Source data:

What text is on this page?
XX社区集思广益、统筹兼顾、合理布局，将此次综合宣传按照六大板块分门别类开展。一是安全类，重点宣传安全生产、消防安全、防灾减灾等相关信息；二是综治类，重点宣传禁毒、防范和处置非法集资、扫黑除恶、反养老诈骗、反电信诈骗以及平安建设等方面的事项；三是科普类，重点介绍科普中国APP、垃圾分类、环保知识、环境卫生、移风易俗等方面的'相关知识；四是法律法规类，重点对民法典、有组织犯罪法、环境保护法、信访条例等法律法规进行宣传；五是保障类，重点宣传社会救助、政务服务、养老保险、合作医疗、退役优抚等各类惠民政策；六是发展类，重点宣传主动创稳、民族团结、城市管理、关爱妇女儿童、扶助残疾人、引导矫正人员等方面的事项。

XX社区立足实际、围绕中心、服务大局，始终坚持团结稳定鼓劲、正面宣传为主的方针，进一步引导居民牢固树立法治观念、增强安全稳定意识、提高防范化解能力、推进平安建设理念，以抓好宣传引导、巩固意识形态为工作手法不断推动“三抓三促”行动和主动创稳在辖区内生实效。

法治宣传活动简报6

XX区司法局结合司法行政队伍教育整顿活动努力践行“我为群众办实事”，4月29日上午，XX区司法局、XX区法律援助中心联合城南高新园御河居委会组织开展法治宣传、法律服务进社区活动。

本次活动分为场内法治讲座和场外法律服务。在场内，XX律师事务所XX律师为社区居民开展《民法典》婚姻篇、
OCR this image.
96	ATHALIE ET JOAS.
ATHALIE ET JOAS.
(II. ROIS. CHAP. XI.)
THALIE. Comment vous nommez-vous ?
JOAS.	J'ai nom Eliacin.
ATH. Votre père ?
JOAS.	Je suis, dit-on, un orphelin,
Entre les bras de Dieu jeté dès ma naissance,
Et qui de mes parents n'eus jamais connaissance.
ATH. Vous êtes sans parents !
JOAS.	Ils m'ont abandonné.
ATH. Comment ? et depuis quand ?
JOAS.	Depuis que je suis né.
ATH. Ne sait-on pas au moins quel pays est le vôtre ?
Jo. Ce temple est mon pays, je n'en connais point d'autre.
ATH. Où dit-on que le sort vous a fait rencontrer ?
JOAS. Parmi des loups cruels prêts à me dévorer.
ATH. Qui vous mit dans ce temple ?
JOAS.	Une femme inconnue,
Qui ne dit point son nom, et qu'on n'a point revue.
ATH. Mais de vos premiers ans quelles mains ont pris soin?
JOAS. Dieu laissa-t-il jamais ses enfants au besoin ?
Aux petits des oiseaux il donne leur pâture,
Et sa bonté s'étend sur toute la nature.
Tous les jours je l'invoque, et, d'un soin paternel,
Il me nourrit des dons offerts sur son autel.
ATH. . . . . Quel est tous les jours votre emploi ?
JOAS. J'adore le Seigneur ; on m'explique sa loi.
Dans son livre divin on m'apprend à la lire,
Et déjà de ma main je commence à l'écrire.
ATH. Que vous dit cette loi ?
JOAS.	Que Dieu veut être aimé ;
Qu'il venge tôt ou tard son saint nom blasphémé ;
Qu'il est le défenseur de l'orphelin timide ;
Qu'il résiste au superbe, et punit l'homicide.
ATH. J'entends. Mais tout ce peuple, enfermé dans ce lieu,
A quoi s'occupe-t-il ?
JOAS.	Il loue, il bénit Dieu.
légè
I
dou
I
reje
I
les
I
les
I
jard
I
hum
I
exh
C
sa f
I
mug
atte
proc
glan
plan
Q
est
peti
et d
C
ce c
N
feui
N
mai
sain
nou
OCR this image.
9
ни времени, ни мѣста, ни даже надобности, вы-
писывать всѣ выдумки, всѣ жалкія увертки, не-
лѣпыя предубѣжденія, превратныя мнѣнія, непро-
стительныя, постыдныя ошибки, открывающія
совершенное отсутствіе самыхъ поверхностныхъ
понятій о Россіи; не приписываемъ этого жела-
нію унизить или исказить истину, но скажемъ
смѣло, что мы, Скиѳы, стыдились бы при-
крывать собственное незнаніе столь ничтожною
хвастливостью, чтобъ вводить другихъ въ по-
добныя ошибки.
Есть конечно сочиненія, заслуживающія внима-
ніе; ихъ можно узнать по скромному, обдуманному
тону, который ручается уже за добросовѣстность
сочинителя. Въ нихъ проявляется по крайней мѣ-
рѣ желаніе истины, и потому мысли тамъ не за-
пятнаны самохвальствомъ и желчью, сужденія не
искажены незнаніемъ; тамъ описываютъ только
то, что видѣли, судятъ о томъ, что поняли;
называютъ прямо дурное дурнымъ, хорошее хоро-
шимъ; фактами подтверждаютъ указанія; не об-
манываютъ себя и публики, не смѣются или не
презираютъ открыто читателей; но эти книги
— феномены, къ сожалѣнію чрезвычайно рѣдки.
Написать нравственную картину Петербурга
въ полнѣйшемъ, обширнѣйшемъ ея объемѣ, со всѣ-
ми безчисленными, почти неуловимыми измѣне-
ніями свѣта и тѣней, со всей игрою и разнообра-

OBJECTIVE: Go through the listing above and return every line where the word "тамъ" occurs.

THE REPLY:
рѣ желаніе истины, и потому мысли тамъ не за-
искажены незнаніемъ; тамъ описываютъ только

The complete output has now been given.